→ Data for this task:

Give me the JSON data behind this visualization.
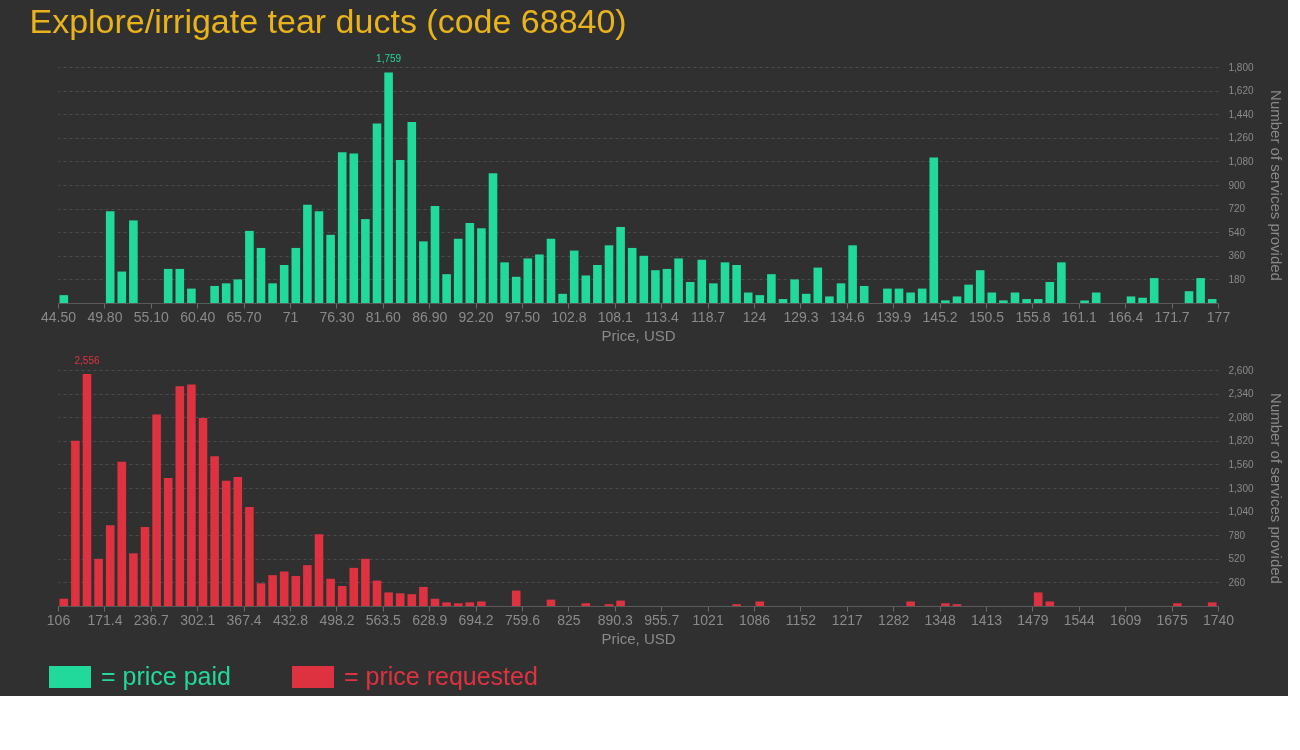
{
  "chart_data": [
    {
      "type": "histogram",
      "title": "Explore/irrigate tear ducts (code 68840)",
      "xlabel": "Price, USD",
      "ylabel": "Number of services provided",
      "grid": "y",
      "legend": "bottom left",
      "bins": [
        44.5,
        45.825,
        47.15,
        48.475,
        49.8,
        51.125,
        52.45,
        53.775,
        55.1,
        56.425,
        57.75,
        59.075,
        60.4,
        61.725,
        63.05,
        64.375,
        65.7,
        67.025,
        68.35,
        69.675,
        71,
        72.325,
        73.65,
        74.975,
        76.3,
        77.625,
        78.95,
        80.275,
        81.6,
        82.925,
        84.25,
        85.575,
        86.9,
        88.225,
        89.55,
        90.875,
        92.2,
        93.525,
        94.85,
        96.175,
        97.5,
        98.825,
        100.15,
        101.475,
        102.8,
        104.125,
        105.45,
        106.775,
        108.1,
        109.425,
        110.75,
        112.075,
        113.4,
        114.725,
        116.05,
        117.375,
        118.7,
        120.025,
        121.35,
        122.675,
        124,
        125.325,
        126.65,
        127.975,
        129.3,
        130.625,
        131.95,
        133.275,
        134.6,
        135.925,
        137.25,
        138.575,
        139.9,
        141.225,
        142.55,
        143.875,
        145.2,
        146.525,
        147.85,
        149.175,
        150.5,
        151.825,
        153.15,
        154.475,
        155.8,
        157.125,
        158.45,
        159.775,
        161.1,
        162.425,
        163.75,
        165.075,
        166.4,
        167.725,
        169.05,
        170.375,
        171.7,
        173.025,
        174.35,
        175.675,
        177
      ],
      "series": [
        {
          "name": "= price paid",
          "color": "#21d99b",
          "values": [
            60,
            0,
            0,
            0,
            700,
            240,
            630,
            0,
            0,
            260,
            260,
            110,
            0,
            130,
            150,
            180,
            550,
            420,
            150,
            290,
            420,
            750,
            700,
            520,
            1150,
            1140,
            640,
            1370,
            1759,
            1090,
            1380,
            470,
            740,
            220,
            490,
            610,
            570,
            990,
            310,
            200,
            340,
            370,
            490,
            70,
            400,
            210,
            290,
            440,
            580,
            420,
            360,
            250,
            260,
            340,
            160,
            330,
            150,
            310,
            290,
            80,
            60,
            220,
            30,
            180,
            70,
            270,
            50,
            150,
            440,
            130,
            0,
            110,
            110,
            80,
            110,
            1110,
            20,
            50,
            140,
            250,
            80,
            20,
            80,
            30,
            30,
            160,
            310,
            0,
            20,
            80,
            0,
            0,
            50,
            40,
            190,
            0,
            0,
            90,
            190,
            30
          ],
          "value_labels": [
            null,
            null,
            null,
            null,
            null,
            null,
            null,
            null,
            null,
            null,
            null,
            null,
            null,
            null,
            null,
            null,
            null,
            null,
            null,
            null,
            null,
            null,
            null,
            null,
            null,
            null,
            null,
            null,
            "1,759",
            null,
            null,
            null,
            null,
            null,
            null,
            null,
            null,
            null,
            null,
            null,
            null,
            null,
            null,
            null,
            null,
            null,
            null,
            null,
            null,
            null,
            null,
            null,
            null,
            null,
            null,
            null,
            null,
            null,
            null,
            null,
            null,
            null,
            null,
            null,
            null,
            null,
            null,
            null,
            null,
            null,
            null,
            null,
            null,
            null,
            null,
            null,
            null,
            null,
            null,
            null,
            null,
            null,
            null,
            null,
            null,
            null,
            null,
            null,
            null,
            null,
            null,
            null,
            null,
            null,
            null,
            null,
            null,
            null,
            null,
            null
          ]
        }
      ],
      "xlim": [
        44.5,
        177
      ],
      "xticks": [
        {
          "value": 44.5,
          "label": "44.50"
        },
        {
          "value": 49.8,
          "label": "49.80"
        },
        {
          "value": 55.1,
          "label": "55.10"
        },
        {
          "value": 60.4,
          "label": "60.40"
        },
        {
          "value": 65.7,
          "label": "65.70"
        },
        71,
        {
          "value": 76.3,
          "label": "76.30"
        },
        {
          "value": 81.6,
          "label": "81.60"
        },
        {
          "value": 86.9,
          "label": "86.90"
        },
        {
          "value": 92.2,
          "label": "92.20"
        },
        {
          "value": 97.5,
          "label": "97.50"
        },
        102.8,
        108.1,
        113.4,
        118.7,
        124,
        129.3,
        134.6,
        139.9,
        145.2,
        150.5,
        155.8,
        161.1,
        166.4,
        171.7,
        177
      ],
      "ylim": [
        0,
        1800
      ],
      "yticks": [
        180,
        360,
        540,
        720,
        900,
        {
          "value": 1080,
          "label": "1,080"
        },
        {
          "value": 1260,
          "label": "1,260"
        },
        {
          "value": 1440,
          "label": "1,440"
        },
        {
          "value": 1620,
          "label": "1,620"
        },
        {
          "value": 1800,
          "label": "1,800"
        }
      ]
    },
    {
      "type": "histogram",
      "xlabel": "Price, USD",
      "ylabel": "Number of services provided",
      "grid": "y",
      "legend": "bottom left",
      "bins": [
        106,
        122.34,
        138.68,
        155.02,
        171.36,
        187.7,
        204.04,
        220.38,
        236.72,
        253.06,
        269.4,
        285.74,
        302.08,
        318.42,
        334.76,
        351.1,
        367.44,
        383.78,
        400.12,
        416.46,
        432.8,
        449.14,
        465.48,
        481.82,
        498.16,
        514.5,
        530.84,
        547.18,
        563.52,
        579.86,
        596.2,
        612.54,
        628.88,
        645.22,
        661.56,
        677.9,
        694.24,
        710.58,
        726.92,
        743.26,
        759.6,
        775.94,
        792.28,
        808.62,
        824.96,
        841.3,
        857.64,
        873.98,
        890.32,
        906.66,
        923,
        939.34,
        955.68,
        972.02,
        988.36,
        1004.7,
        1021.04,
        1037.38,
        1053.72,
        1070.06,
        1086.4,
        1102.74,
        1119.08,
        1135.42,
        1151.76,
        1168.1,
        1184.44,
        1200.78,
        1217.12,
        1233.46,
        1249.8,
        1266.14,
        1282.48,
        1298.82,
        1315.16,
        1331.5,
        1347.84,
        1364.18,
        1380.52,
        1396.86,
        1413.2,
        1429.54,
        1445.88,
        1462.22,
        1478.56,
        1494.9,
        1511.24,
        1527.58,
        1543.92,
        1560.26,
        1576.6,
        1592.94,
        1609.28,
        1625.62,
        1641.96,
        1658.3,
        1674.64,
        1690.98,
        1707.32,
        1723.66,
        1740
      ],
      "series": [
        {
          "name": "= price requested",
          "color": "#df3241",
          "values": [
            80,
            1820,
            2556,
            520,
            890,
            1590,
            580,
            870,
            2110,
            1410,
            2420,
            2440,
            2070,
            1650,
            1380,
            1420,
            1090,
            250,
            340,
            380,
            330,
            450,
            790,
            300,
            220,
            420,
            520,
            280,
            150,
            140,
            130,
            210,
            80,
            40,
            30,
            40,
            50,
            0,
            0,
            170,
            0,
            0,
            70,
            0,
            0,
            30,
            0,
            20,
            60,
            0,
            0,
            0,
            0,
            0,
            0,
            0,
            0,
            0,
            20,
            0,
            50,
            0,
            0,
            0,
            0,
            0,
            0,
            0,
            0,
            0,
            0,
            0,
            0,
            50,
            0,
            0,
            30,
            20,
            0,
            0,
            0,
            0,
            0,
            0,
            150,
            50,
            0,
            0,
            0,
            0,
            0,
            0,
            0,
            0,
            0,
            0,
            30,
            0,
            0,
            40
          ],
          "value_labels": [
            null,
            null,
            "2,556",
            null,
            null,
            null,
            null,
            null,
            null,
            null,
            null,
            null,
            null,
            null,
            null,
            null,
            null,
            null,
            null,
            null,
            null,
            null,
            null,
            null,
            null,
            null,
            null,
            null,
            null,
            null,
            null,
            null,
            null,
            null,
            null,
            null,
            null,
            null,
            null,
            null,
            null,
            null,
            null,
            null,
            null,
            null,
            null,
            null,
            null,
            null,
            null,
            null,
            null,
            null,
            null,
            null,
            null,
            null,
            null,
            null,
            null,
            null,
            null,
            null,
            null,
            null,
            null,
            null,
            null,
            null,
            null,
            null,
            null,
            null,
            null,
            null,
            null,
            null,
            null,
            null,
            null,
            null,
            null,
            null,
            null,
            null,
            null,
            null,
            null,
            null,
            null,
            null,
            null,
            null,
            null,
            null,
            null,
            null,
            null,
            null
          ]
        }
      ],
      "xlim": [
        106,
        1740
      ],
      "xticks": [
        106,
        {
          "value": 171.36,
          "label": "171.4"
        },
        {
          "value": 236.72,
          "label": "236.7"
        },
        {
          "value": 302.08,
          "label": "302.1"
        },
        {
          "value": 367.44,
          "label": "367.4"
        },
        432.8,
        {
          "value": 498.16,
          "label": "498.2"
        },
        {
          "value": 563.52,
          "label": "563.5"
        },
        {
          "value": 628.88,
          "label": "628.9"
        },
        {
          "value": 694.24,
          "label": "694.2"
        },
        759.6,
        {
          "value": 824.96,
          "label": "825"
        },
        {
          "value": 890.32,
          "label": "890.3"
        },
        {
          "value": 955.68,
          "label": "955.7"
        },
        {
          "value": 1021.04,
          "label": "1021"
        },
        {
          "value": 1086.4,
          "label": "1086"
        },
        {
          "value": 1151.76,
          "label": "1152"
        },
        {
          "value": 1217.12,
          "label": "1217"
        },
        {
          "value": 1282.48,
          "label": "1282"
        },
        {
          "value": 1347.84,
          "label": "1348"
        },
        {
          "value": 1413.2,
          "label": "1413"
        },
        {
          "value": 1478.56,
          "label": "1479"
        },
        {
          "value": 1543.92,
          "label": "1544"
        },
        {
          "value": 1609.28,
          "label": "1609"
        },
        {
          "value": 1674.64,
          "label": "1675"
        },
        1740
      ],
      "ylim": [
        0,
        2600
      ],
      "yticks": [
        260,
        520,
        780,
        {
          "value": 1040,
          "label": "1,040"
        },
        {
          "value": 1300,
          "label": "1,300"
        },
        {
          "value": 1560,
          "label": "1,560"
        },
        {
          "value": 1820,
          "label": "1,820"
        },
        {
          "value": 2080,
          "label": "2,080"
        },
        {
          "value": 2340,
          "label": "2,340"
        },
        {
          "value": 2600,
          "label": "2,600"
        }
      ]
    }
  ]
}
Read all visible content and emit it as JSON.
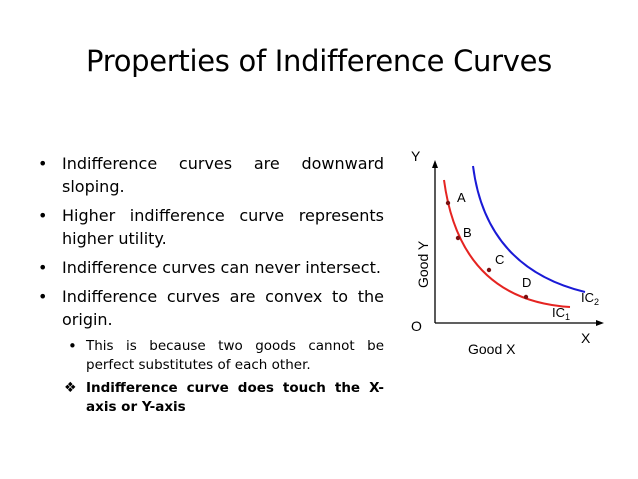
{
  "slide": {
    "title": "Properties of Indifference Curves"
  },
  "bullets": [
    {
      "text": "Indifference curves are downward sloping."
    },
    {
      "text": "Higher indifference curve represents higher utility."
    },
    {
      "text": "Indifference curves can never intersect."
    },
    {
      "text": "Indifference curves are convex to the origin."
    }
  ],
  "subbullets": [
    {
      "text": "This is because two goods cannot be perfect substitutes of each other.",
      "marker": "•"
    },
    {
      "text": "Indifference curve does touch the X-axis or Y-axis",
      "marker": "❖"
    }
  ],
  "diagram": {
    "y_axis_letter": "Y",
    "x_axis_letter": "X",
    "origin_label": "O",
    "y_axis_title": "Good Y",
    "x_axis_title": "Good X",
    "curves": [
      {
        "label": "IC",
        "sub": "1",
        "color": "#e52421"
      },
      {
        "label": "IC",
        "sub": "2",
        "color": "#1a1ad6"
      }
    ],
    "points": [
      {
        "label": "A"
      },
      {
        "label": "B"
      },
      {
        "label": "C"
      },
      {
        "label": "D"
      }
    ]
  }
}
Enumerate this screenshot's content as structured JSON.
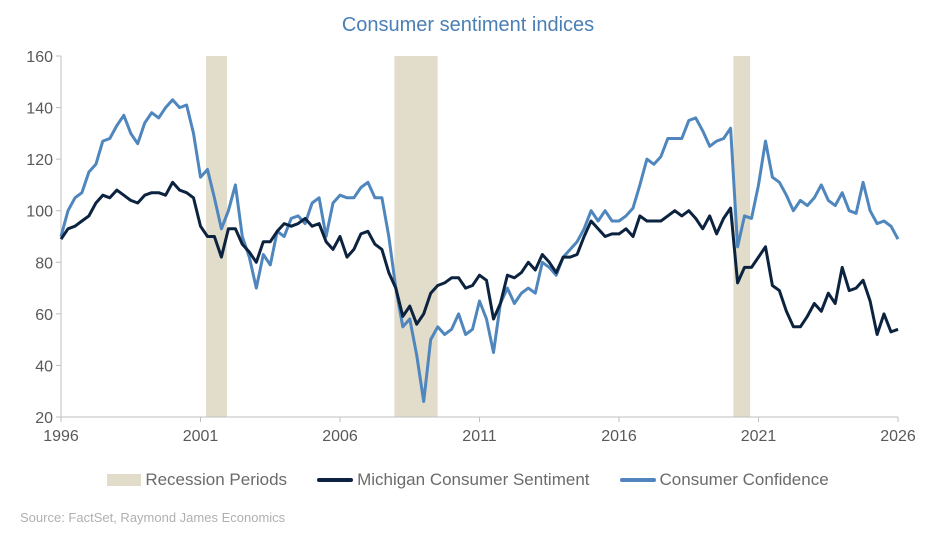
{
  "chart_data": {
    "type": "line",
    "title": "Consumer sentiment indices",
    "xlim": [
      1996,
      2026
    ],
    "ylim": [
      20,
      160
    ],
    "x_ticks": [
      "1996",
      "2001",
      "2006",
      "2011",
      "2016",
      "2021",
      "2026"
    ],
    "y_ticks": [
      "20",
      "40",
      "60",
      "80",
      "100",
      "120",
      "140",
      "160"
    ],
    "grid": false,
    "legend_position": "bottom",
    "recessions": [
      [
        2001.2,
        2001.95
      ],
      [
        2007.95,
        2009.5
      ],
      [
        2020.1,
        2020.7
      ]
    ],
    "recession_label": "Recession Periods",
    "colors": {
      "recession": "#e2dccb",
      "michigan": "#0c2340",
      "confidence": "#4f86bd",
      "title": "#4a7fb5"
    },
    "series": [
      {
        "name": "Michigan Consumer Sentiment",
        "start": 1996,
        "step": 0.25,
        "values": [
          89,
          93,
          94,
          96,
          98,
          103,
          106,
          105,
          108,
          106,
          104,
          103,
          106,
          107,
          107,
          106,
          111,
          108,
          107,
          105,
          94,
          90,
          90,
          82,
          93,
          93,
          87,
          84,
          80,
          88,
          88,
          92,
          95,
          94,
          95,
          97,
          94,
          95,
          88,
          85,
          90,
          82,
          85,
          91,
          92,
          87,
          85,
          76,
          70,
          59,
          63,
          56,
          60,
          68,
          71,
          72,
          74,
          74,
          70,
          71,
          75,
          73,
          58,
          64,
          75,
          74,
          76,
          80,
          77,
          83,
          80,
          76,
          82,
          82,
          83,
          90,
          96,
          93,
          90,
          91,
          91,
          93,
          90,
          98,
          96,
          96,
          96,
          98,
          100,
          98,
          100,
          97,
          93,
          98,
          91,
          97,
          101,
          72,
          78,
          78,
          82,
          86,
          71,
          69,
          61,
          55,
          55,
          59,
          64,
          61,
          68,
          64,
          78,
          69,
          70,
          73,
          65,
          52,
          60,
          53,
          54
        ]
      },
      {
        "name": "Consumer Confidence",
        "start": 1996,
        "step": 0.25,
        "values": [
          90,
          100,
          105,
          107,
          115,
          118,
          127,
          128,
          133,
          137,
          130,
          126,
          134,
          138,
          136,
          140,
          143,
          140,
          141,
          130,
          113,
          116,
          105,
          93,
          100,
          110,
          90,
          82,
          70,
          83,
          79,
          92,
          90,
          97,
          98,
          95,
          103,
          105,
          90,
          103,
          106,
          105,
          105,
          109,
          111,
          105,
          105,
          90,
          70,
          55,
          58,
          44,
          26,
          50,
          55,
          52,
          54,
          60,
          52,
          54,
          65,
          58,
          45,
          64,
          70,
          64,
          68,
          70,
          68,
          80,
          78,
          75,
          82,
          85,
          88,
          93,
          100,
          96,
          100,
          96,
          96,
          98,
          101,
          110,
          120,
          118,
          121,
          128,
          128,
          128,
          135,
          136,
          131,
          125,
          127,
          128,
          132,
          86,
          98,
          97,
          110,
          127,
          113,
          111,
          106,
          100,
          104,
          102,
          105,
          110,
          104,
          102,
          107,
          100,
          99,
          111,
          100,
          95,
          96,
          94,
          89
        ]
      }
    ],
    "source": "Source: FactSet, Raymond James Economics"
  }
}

→ Task to carry out: Give the count of lines in the records that contain "name", and no other text.

→ Output of the task: 4